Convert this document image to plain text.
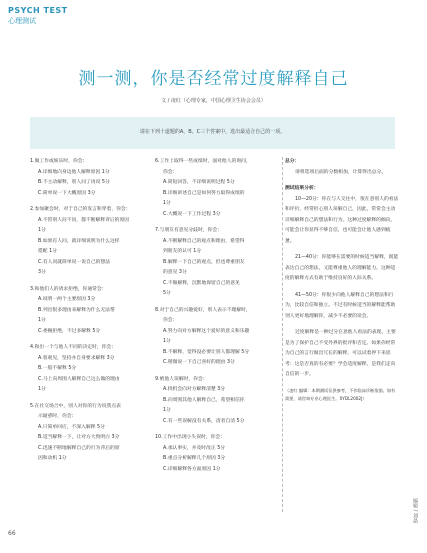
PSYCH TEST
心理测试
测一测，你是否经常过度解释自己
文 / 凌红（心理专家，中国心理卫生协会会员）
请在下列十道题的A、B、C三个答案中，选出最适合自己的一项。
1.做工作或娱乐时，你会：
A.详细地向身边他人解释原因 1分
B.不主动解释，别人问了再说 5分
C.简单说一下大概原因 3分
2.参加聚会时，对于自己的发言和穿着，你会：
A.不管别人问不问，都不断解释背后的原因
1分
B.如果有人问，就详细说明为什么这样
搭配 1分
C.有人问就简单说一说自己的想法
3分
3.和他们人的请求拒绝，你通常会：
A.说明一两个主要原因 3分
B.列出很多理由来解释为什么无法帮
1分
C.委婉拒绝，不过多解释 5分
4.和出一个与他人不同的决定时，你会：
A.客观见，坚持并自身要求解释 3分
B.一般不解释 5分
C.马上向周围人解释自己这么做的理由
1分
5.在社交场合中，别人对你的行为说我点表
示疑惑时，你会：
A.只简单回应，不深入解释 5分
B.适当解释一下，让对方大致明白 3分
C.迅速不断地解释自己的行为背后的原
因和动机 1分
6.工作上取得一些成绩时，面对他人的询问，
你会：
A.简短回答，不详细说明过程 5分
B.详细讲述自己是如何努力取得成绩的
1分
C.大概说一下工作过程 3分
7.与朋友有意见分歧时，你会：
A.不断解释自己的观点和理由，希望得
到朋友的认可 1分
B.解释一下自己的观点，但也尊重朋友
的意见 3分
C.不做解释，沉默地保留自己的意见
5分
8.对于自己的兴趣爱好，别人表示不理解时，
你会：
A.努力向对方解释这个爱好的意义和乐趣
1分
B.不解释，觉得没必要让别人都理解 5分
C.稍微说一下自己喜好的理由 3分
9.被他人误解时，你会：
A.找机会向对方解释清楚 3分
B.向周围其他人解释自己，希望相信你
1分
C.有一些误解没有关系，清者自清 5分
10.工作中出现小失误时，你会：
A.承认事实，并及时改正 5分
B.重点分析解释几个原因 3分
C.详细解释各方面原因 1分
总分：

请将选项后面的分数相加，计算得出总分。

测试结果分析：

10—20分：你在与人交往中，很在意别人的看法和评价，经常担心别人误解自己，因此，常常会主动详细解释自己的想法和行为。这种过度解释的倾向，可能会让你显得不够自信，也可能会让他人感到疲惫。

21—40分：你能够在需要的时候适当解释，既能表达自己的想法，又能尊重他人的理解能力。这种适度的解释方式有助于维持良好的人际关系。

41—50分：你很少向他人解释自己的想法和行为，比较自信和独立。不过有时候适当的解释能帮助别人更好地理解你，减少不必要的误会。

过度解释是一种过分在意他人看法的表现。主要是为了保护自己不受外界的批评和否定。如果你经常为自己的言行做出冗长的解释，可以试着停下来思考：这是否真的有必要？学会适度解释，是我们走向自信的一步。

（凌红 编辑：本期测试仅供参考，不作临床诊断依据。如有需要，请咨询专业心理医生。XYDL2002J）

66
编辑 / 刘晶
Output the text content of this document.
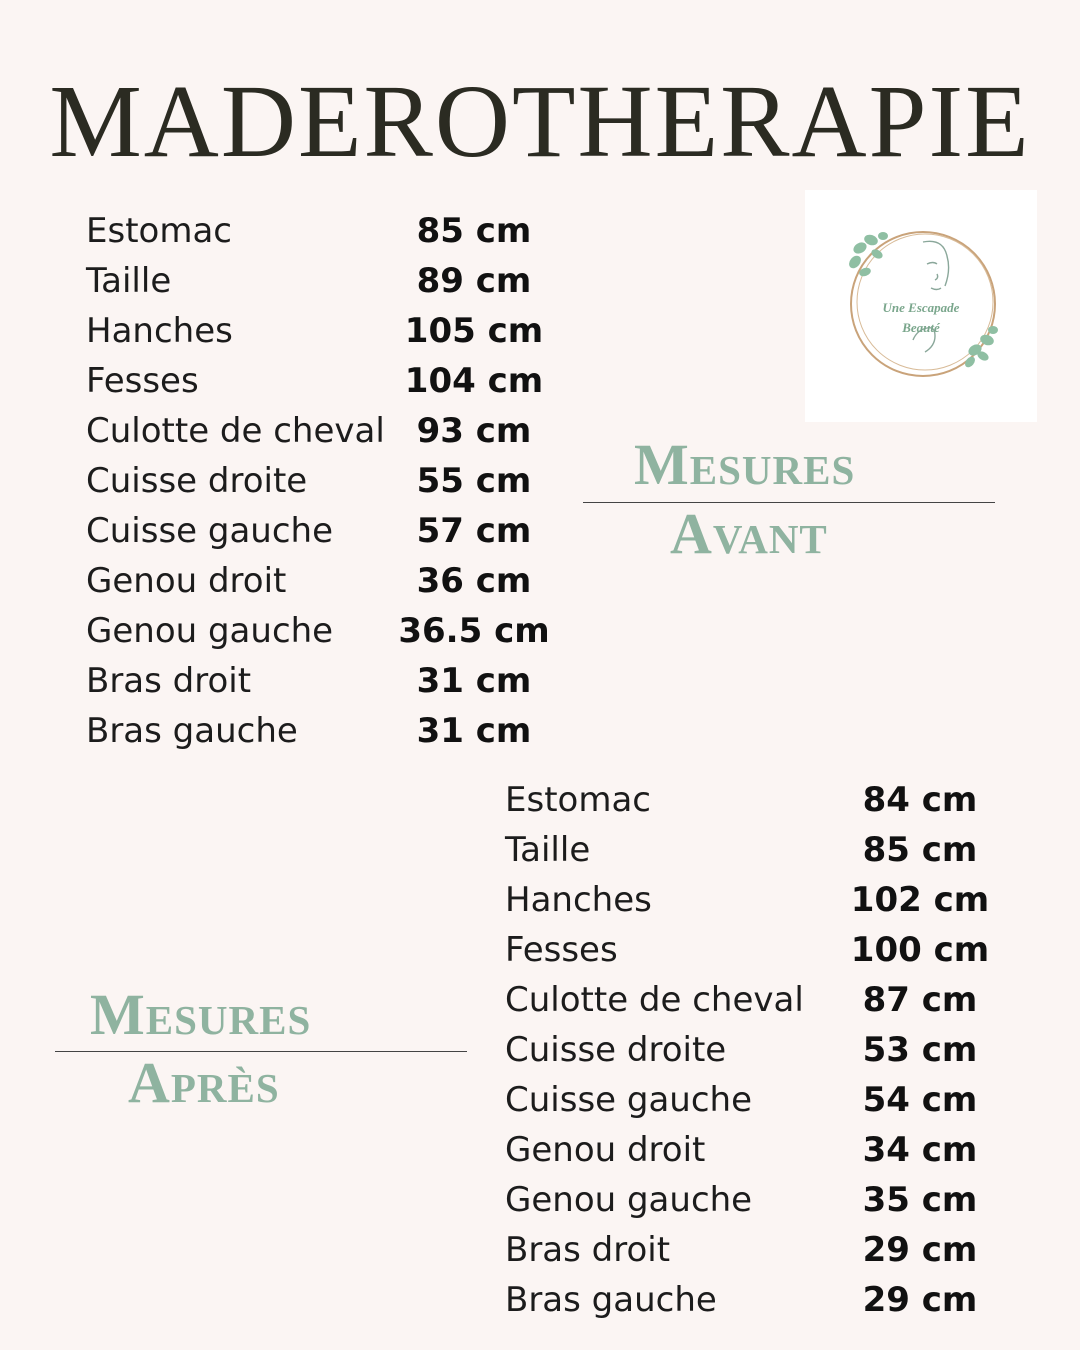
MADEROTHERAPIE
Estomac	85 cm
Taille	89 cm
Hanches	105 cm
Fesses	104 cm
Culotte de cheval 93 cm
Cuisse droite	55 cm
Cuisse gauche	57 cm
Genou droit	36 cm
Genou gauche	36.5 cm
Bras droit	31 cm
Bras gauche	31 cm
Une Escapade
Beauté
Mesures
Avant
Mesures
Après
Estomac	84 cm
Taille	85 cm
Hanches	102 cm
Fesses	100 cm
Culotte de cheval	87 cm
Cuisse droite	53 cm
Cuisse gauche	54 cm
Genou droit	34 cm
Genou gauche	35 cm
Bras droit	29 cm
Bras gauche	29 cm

EXERCISE: From the entries above, collect every line with the string "Genou" in it.

TASK RESPONSE:
Genou droit	36 cm
Genou gauche	36.5 cm
Genou droit	34 cm
Genou gauche	35 cm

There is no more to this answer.